**Task to carry out**
Gather up all lines that carry the word "JSON".

[Dataset rows about figures]
::::::::
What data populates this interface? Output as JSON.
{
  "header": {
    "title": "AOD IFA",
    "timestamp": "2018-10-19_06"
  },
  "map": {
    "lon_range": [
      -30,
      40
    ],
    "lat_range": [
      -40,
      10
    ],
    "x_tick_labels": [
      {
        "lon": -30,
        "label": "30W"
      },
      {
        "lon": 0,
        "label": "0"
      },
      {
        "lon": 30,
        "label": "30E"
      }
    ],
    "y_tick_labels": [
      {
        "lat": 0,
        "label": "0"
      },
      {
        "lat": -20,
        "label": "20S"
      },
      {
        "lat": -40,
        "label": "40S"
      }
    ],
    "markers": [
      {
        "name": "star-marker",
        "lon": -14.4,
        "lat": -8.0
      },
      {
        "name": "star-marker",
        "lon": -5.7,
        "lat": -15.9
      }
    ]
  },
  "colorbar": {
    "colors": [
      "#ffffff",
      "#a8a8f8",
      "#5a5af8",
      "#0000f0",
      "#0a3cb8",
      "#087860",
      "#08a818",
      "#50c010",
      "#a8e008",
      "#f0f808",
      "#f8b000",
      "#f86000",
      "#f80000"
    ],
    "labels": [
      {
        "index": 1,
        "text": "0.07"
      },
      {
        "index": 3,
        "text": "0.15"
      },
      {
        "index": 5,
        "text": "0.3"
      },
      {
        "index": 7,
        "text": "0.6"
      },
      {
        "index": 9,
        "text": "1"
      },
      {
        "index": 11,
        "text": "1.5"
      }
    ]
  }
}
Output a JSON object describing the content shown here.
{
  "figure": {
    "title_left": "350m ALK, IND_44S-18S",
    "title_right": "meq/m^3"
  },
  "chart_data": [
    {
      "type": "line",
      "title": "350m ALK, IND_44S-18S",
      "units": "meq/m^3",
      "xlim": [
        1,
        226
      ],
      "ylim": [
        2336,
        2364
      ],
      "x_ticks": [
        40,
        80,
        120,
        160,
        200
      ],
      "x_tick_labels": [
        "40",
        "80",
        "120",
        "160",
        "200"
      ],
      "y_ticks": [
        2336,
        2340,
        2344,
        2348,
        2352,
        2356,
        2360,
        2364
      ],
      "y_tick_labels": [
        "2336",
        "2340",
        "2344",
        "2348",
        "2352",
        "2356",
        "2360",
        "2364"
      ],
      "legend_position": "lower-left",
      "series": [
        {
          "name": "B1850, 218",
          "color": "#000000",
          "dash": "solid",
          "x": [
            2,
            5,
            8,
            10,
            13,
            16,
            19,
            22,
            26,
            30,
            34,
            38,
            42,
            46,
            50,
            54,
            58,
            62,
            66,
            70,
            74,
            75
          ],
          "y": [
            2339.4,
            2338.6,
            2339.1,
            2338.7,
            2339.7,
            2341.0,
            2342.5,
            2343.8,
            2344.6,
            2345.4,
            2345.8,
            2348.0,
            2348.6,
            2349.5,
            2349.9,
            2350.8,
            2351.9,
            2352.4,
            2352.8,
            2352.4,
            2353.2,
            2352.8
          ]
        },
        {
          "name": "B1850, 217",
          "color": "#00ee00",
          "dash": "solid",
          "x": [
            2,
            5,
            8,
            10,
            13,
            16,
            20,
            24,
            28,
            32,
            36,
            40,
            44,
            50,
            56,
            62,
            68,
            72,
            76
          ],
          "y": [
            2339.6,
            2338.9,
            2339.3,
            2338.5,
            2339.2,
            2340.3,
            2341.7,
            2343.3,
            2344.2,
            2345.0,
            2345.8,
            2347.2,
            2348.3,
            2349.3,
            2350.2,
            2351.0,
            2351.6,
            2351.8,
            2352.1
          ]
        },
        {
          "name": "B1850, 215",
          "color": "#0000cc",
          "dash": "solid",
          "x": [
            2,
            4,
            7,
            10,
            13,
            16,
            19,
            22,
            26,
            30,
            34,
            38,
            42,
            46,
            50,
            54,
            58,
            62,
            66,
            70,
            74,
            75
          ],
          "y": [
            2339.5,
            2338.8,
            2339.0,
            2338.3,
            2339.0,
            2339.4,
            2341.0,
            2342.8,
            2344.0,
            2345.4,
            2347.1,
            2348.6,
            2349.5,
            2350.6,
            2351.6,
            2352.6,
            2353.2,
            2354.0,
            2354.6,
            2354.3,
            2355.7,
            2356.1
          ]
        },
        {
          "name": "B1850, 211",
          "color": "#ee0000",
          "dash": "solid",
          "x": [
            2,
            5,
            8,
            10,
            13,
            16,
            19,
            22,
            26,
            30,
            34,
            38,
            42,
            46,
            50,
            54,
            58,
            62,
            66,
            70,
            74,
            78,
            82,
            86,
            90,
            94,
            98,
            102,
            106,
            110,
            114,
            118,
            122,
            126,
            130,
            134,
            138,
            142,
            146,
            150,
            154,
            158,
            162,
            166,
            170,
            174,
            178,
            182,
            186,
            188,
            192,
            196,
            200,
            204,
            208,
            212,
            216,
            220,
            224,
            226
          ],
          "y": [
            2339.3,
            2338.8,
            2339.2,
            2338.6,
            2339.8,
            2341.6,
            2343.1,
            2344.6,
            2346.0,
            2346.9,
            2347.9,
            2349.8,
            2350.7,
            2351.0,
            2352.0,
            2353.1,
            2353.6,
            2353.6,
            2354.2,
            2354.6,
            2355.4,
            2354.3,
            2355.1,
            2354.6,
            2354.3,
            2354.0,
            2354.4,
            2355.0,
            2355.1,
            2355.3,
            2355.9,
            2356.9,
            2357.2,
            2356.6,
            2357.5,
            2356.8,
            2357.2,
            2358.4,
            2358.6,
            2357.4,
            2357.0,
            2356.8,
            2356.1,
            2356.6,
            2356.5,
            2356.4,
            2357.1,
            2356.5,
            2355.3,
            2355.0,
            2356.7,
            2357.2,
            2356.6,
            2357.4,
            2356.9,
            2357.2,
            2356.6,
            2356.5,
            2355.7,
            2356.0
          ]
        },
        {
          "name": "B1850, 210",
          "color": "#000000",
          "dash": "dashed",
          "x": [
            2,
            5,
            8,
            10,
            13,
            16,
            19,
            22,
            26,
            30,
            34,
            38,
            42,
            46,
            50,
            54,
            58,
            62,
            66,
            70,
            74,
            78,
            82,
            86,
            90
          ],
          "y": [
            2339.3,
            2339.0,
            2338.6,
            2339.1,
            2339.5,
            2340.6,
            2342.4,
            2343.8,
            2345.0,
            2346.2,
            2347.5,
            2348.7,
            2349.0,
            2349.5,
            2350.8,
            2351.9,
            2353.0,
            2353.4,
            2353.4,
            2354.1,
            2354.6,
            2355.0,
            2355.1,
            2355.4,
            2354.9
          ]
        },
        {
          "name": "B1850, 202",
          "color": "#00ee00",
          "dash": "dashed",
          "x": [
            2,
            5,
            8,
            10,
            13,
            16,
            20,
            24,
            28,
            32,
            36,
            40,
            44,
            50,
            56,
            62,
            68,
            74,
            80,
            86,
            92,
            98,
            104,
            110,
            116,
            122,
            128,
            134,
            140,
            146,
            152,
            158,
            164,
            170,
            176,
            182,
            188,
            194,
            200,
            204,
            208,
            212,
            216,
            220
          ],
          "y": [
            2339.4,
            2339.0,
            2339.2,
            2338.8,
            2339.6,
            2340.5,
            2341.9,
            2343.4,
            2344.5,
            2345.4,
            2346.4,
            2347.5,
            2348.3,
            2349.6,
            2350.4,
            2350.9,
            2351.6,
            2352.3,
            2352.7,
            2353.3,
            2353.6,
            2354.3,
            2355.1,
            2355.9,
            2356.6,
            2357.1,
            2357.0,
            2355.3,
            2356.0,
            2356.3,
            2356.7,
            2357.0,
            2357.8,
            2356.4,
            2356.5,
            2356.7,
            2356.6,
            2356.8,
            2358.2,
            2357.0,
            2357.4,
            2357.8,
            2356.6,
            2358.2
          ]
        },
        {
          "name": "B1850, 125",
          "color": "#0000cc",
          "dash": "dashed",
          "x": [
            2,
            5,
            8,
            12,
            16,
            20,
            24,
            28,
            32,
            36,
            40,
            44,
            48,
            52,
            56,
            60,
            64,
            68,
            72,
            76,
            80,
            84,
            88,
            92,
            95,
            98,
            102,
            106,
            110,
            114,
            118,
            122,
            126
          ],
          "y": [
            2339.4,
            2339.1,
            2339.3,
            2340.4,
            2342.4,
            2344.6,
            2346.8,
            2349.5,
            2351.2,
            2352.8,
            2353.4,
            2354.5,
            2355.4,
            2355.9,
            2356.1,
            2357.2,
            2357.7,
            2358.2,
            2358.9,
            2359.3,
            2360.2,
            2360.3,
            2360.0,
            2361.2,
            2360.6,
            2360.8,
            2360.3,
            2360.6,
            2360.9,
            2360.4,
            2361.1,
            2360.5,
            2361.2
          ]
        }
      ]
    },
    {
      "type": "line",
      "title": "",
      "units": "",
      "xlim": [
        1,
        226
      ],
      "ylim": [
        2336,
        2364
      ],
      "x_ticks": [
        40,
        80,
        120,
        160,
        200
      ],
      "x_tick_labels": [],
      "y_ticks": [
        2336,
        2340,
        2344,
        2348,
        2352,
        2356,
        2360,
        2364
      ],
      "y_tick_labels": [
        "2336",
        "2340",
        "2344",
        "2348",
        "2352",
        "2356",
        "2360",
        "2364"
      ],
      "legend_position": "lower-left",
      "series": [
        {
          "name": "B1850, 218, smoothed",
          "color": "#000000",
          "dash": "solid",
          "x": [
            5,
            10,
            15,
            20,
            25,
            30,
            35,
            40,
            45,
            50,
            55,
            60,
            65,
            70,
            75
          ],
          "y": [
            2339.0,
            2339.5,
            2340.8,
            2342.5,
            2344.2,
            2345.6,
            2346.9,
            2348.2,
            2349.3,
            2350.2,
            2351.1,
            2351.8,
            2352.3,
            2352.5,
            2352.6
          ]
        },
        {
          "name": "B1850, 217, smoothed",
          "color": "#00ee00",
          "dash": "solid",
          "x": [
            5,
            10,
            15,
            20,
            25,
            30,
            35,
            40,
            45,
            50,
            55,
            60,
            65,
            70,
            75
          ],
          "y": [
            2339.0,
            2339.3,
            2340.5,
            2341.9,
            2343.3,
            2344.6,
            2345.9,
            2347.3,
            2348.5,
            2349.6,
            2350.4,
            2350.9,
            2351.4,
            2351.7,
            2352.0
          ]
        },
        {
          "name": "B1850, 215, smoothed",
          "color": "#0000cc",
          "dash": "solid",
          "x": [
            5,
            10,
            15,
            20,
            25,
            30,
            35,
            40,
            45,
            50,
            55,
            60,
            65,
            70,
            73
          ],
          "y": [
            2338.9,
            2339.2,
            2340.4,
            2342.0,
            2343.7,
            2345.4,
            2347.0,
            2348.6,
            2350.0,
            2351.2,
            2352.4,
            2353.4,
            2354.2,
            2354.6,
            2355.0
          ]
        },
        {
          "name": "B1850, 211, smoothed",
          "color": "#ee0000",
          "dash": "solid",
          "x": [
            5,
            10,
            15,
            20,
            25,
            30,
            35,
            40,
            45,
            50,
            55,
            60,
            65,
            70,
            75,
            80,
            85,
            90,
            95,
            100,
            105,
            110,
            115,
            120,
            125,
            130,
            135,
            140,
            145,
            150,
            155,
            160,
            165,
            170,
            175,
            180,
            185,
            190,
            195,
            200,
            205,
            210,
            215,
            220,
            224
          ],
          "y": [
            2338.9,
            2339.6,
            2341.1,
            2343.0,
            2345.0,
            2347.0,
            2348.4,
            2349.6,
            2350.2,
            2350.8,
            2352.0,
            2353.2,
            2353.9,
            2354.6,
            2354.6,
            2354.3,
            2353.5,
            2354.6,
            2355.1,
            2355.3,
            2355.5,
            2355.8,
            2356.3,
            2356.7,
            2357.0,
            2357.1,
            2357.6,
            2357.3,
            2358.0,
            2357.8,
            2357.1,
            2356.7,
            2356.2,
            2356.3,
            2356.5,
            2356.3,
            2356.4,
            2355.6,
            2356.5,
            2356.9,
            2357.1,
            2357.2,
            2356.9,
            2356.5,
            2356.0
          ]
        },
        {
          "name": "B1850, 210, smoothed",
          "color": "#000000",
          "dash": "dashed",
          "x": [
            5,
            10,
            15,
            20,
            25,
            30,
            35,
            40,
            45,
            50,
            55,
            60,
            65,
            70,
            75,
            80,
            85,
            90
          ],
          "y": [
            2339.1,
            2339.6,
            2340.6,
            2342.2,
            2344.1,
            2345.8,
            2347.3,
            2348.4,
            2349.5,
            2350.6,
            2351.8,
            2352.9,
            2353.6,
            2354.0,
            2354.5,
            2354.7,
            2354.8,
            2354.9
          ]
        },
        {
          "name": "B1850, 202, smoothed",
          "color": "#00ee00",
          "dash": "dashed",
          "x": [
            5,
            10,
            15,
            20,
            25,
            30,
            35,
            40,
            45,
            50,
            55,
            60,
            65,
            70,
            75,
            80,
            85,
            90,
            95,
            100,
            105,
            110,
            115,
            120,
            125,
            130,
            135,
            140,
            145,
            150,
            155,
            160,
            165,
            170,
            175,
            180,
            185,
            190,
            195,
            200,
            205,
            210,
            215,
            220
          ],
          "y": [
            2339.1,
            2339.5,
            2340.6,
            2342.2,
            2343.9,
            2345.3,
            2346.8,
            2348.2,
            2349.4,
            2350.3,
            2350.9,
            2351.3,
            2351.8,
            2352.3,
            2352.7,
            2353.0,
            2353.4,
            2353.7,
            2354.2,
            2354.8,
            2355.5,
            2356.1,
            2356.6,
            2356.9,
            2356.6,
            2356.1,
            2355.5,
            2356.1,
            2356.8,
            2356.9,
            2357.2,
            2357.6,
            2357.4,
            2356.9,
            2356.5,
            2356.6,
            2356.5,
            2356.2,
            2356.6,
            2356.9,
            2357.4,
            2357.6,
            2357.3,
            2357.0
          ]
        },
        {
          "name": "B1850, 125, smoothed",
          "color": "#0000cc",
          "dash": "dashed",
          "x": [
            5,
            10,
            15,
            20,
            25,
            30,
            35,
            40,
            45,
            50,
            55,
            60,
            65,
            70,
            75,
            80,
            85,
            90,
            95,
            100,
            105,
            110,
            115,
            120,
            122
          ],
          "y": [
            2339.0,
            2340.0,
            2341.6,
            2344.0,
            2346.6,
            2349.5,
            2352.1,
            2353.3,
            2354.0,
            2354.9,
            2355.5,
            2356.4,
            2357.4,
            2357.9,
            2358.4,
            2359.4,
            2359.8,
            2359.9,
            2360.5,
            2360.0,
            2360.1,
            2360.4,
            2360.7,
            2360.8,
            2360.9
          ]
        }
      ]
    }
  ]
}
::::::::
**Result for this exercise**
What data populates this interface? Output as JSON.
Output a JSON object describing the content shown here.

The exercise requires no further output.